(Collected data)
* * *
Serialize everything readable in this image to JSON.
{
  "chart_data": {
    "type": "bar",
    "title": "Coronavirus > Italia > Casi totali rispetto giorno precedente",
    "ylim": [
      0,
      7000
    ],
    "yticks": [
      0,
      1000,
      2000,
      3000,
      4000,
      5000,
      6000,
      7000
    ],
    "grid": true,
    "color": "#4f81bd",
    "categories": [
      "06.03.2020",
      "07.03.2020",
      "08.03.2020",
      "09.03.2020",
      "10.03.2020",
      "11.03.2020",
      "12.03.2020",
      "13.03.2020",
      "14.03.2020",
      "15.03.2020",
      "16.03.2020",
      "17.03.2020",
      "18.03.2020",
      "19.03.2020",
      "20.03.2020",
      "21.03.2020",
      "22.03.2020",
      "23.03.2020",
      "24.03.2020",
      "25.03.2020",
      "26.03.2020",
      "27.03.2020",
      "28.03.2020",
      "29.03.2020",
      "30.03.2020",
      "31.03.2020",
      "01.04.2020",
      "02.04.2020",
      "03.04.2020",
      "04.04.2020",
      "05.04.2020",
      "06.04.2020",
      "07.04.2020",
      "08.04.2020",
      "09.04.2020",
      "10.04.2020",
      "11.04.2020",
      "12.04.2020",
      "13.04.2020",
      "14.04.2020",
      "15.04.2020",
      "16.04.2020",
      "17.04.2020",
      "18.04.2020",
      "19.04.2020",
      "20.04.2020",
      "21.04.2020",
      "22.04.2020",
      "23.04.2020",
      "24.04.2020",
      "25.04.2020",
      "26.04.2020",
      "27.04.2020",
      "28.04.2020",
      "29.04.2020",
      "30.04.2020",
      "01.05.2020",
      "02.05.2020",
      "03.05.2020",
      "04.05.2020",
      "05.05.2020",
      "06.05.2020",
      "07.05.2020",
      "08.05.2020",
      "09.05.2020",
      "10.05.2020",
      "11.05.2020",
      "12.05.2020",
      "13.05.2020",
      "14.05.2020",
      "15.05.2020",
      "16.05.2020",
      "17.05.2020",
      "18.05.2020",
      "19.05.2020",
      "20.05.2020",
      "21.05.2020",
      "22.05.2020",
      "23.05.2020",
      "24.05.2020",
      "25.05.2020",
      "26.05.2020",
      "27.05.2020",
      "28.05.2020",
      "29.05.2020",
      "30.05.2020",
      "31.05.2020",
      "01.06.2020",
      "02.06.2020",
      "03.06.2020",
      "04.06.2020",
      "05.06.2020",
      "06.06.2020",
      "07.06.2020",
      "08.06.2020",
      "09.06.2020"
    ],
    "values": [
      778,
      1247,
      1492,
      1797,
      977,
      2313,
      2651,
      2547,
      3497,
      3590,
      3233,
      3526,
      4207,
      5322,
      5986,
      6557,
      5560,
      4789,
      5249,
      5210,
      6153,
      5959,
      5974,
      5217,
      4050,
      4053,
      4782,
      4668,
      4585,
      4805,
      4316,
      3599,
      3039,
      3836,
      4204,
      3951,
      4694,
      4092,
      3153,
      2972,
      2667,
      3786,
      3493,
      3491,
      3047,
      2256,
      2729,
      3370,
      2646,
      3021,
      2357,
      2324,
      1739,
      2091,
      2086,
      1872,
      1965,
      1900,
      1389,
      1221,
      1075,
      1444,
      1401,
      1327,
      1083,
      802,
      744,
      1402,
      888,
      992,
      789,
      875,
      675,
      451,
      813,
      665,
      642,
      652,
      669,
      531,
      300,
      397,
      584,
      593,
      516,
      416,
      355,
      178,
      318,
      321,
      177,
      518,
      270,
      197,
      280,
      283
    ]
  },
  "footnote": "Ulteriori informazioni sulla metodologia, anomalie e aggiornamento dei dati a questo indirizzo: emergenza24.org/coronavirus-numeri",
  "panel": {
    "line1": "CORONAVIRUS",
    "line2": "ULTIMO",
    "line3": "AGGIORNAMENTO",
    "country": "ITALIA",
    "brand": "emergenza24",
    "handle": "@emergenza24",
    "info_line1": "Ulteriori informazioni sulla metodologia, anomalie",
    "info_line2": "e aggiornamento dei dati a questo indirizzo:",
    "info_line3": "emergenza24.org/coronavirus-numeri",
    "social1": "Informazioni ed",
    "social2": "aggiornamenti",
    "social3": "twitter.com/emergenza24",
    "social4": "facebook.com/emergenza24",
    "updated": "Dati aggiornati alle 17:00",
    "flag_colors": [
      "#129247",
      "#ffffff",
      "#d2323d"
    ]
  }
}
* * *
◆ TASK DESCRIPTION: Return each line in the records that holds the string "Ulteriori".

◆ ANSWER SECTION:
  "footnote": "Ulteriori informazioni sulla metodologia, anomalie e aggiornamento dei dati a questo indirizzo: emergenza24.org/coronavirus-numeri",
    "info_line1": "Ulteriori informazioni sulla metodologia, anomalie",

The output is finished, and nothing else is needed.